__Task to complete__: If an entry contains a picture, leave the picture out and reproduce everything else in the records below exactly.

__Supplied material__:
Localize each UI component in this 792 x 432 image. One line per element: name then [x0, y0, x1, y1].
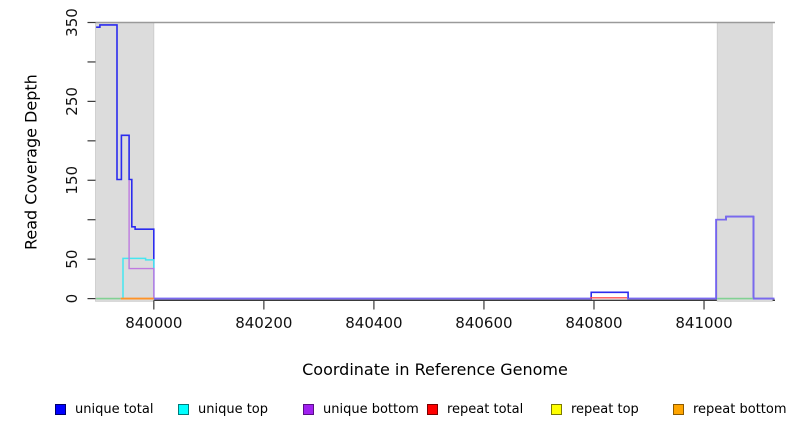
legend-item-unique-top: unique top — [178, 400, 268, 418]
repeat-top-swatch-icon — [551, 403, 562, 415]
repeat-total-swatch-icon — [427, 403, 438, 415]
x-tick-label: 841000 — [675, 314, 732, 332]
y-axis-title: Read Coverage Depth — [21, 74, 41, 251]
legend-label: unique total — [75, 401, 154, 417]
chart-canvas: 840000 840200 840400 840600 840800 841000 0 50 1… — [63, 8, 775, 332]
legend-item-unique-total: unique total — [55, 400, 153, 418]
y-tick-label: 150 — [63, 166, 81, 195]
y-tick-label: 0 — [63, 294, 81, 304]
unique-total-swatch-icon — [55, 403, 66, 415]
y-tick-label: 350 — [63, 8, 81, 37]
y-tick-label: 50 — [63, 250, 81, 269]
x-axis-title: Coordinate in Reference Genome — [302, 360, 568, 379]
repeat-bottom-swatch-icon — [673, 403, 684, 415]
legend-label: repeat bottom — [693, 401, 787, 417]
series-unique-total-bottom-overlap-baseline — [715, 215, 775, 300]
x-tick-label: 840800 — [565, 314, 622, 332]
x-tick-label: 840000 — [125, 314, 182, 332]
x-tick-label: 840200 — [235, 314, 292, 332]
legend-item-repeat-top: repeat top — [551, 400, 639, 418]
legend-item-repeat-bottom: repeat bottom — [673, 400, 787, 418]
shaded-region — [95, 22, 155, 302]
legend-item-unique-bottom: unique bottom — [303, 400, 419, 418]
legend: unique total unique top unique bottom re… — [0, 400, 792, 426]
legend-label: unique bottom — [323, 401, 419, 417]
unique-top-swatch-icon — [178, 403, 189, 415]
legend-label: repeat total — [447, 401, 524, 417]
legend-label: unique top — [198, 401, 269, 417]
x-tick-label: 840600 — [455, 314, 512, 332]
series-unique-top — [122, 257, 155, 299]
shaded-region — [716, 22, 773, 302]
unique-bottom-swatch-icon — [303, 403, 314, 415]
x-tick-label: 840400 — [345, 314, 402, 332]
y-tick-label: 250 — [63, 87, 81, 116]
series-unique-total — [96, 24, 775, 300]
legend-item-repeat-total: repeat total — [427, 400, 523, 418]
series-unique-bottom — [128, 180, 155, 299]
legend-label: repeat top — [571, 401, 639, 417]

__Result of the task__:
Localize each UI component in this 792 x 432 image. One line per element: name then [x0, y0, x1, y1].
legend-item-unique-top: unique top — [178, 400, 268, 418]
repeat-top-swatch-icon — [551, 403, 562, 415]
repeat-total-swatch-icon — [427, 403, 438, 415]
x-tick-label: 841000 — [675, 314, 732, 332]
y-axis-title: Read Coverage Depth — [21, 74, 41, 251]
legend-label: unique total — [75, 401, 154, 417]
chart-canvas: 840000 840200 840400 840600 840800 841000 0 50 1… — [63, 8, 775, 332]
legend-item-unique-total: unique total — [55, 400, 153, 418]
y-tick-label: 150 — [63, 166, 81, 195]
y-tick-label: 0 — [63, 294, 81, 304]
unique-total-swatch-icon — [55, 403, 66, 415]
y-tick-label: 350 — [63, 8, 81, 37]
y-tick-label: 50 — [63, 250, 81, 269]
x-axis-title: Coordinate in Reference Genome — [302, 360, 568, 379]
repeat-bottom-swatch-icon — [673, 403, 684, 415]
legend-label: repeat bottom — [693, 401, 787, 417]
series-unique-total-bottom-overlap-baseline — [715, 215, 775, 300]
x-tick-label: 840800 — [565, 314, 622, 332]
x-tick-label: 840000 — [125, 314, 182, 332]
x-tick-label: 840200 — [235, 314, 292, 332]
legend-item-repeat-top: repeat top — [551, 400, 639, 418]
legend-item-repeat-bottom: repeat bottom — [673, 400, 787, 418]
shaded-region — [95, 22, 155, 302]
legend-item-unique-bottom: unique bottom — [303, 400, 419, 418]
legend: unique total unique top unique bottom re… — [0, 400, 792, 426]
legend-label: unique bottom — [323, 401, 419, 417]
unique-top-swatch-icon — [178, 403, 189, 415]
legend-label: repeat total — [447, 401, 524, 417]
legend-label: unique top — [198, 401, 269, 417]
x-tick-label: 840600 — [455, 314, 512, 332]
series-unique-top — [122, 257, 155, 299]
shaded-region — [716, 22, 773, 302]
unique-bottom-swatch-icon — [303, 403, 314, 415]
x-tick-label: 840400 — [345, 314, 402, 332]
y-tick-label: 250 — [63, 87, 81, 116]
series-unique-total — [96, 24, 775, 300]
legend-item-repeat-total: repeat total — [427, 400, 523, 418]
series-unique-bottom — [128, 180, 155, 299]
legend-label: repeat top — [571, 401, 639, 417]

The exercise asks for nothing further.